# start of Source material

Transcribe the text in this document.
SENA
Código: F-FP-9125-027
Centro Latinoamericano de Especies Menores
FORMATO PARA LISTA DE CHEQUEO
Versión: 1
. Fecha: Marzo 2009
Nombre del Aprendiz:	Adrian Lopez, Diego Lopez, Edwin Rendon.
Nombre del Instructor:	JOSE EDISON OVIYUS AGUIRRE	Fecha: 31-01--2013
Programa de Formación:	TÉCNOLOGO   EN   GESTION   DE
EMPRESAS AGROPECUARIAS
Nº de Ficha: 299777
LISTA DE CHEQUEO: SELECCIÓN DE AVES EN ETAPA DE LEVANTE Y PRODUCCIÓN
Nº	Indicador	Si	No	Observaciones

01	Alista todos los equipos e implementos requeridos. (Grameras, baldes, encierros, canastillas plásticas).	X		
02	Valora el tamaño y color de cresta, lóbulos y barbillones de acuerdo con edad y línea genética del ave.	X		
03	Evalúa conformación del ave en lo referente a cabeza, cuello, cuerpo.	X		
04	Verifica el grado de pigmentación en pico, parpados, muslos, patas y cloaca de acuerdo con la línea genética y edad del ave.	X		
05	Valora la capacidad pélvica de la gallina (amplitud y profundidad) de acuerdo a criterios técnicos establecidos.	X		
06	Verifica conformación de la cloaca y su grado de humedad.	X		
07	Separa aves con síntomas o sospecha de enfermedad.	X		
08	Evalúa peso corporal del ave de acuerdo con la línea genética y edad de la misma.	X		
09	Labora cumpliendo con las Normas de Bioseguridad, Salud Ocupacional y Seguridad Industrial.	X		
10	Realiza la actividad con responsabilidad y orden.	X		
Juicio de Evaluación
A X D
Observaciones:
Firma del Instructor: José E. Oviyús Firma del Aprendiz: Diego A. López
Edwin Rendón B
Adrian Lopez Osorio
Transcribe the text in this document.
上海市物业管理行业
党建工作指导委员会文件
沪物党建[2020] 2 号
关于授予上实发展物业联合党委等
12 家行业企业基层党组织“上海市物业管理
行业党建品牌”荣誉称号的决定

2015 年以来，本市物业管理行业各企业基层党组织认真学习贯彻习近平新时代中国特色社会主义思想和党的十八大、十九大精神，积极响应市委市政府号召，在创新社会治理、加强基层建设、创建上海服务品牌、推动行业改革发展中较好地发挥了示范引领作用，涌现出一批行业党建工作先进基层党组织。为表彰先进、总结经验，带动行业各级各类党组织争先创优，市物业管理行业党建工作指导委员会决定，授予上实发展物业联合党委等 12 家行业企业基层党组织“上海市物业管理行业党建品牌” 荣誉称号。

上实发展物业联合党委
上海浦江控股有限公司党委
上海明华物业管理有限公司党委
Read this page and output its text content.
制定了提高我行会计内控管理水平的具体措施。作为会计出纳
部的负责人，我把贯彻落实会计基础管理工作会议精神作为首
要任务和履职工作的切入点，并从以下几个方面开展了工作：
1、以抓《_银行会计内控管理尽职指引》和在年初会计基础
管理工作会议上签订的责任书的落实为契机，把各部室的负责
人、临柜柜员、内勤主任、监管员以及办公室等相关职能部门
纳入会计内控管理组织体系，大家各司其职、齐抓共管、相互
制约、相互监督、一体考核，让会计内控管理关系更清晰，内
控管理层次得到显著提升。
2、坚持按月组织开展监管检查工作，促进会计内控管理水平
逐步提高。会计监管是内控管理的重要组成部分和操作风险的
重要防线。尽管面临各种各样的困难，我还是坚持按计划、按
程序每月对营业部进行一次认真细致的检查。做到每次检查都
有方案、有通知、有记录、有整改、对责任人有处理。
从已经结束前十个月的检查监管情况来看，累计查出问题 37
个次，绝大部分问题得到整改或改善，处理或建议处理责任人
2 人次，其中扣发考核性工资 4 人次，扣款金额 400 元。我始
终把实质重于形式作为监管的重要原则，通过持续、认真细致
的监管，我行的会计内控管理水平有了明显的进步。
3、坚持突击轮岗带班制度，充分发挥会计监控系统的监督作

# end of Source material

Which lines include "Nombre"? Copy each of them out.

Nombre del Aprendiz:	Adrian Lopez, Diego Lopez, Edwin Rendon.
Nombre del Instructor:	JOSE EDISON OVIYUS AGUIRRE	Fecha: 31-01--2013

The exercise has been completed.